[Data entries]

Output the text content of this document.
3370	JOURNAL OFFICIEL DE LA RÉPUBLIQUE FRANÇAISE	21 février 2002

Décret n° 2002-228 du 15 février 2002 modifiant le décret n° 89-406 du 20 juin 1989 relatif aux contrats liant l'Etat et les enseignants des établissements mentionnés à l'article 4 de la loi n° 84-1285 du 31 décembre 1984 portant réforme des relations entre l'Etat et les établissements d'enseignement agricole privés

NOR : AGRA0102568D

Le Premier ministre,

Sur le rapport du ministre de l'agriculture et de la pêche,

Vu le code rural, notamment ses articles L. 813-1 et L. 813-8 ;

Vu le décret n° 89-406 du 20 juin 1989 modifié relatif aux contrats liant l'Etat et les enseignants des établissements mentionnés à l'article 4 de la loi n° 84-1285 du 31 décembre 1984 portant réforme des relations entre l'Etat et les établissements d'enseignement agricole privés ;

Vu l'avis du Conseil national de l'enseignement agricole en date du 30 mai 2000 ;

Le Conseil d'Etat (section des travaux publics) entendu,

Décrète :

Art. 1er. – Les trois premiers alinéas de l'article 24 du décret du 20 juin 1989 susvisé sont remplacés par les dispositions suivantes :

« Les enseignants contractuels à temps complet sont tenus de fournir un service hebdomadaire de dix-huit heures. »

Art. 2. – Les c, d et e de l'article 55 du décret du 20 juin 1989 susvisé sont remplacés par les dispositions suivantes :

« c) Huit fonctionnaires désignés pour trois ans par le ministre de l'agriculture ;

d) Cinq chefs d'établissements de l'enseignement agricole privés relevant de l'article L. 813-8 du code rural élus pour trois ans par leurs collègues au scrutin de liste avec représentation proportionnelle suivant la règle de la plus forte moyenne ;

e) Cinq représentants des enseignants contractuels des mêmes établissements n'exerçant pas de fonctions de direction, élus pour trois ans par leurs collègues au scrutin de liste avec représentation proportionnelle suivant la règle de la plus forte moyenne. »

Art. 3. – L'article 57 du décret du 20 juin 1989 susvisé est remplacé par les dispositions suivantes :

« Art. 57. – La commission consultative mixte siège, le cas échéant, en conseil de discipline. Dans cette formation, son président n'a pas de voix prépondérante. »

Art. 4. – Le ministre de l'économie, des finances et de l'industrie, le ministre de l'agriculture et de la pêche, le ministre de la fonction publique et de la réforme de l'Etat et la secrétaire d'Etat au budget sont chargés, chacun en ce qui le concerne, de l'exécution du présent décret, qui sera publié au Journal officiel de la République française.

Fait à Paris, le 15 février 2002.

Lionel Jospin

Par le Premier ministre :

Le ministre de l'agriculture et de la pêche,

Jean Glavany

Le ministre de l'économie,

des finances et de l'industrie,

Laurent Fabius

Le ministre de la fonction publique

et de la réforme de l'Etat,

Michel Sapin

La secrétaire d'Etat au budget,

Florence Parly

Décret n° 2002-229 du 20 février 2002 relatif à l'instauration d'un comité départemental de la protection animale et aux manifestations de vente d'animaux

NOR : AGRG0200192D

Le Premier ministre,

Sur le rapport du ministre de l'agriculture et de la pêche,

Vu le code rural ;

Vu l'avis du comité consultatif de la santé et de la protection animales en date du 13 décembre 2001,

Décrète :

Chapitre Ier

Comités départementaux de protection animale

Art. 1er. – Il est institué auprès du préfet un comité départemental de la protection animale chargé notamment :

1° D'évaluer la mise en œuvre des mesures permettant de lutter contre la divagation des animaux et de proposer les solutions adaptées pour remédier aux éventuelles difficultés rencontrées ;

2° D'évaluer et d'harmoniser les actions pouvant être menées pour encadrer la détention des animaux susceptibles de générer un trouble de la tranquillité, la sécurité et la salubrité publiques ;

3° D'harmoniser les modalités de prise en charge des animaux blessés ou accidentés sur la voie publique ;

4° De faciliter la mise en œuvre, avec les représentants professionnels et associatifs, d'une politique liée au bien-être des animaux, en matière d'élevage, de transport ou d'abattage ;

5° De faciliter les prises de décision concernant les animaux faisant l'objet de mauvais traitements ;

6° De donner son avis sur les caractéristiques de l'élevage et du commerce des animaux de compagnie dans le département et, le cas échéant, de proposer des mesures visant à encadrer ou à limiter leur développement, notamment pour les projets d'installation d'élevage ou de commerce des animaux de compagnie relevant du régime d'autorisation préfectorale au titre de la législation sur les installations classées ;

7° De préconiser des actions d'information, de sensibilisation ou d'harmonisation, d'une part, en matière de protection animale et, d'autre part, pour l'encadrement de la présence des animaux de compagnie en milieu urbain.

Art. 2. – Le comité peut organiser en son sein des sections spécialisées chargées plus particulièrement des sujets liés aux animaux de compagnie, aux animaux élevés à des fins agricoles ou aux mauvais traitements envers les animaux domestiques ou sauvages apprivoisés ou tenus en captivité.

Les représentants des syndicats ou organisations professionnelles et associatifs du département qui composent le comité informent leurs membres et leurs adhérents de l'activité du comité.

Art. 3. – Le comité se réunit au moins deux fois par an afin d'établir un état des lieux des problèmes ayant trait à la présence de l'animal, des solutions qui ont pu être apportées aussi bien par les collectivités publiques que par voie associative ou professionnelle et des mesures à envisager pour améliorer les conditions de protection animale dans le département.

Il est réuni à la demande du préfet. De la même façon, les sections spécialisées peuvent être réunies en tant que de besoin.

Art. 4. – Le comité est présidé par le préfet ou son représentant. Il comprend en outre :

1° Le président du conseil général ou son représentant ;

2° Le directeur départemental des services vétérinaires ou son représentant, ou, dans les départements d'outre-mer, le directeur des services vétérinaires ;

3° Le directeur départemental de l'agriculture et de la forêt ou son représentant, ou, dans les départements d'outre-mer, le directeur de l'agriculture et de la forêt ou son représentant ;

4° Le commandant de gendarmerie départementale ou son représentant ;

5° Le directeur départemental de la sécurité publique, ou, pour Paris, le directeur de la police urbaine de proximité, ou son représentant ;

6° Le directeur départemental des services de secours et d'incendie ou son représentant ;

* **Goal**: Determine the number of lines containing "président". Write only that number.

* **Task output**: 2